**Description of the task:**
Copy only those lines which run from the line containing "What's the underlying" to the end of the entries below, both inclusive, exactly as written and with no pictures.

______________________________

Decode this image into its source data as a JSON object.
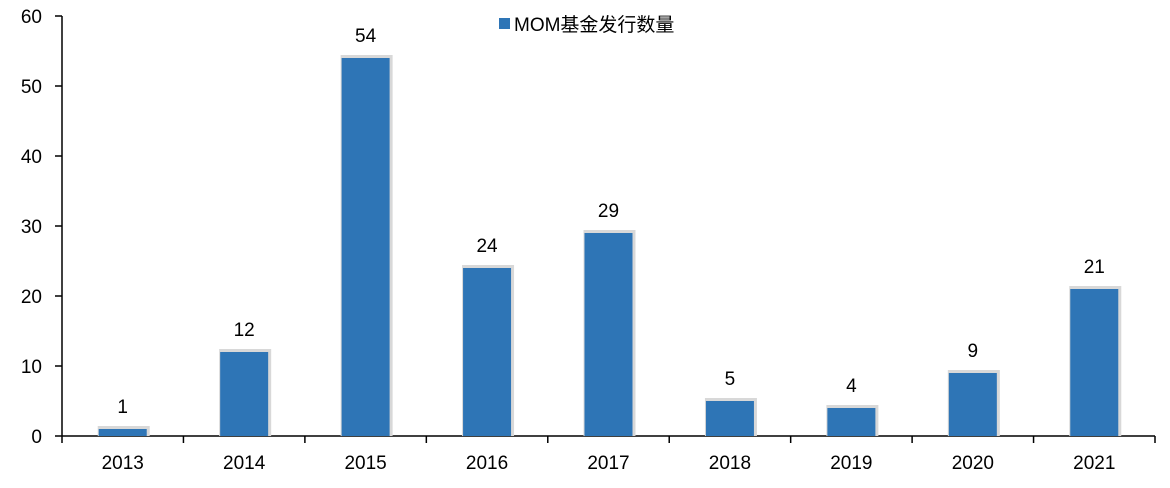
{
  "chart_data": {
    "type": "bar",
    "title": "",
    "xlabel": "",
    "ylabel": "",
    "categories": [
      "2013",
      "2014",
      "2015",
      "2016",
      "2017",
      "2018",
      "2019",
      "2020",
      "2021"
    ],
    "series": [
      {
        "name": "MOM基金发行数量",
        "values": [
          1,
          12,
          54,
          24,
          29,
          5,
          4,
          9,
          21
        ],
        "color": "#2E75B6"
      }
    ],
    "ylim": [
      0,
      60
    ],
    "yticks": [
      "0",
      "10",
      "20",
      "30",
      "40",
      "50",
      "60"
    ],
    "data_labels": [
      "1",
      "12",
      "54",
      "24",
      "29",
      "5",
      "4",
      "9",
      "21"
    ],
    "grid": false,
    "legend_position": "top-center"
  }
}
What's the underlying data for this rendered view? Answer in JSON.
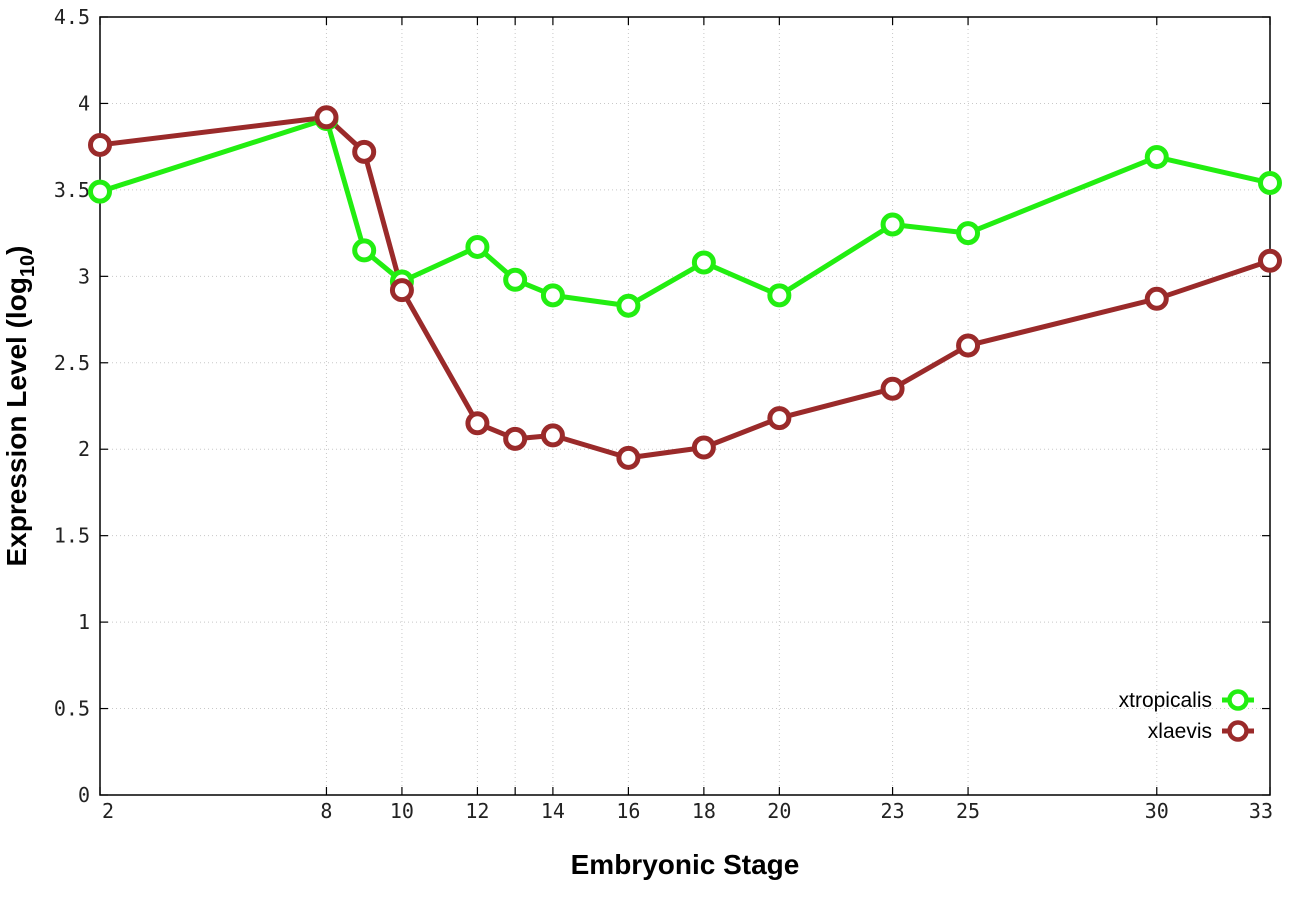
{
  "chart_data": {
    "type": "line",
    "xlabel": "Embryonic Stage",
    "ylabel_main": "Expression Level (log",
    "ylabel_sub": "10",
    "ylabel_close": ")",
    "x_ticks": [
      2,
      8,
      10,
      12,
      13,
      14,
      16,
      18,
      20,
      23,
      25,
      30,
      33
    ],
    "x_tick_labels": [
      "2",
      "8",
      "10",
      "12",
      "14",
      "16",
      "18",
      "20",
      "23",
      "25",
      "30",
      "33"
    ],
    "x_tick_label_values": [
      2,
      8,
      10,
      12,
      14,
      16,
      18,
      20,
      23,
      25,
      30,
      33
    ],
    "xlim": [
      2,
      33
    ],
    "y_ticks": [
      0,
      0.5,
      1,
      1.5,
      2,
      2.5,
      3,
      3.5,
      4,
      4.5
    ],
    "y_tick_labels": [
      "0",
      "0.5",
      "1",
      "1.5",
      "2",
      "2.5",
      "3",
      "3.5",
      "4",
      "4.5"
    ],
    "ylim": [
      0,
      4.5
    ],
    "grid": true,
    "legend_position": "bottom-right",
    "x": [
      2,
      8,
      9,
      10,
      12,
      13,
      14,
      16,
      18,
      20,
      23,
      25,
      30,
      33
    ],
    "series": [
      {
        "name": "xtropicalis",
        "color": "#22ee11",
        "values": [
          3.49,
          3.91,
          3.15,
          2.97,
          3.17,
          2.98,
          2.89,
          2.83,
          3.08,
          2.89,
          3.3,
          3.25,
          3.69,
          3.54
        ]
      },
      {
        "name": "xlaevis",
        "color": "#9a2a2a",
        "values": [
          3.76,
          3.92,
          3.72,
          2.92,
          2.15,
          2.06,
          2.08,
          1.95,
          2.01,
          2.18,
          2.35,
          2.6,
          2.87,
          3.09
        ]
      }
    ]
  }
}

______________________________

**Problem solution:**
What's the underlying data for this rendered view? Answer in JSON.
{
  "chart_data": {
    "type": "line",
    "xlabel": "Embryonic Stage",
    "ylabel_main": "Expression Level (log",
    "ylabel_sub": "10",
    "ylabel_close": ")",
    "x_ticks": [
      2,
      8,
      10,
      12,
      13,
      14,
      16,
      18,
      20,
      23,
      25,
      30,
      33
    ],
    "x_tick_labels": [
      "2",
      "8",
      "10",
      "12",
      "14",
      "16",
      "18",
      "20",
      "23",
      "25",
      "30",
      "33"
    ],
    "x_tick_label_values": [
      2,
      8,
      10,
      12,
      14,
      16,
      18,
      20,
      23,
      25,
      30,
      33
    ],
    "xlim": [
      2,
      33
    ],
    "y_ticks": [
      0,
      0.5,
      1,
      1.5,
      2,
      2.5,
      3,
      3.5,
      4,
      4.5
    ],
    "y_tick_labels": [
      "0",
      "0.5",
      "1",
      "1.5",
      "2",
      "2.5",
      "3",
      "3.5",
      "4",
      "4.5"
    ],
    "ylim": [
      0,
      4.5
    ],
    "grid": true,
    "legend_position": "bottom-right",
    "x": [
      2,
      8,
      9,
      10,
      12,
      13,
      14,
      16,
      18,
      20,
      23,
      25,
      30,
      33
    ],
    "series": [
      {
        "name": "xtropicalis",
        "color": "#22ee11",
        "values": [
          3.49,
          3.91,
          3.15,
          2.97,
          3.17,
          2.98,
          2.89,
          2.83,
          3.08,
          2.89,
          3.3,
          3.25,
          3.69,
          3.54
        ]
      },
      {
        "name": "xlaevis",
        "color": "#9a2a2a",
        "values": [
          3.76,
          3.92,
          3.72,
          2.92,
          2.15,
          2.06,
          2.08,
          1.95,
          2.01,
          2.18,
          2.35,
          2.6,
          2.87,
          3.09
        ]
      }
    ]
  }
}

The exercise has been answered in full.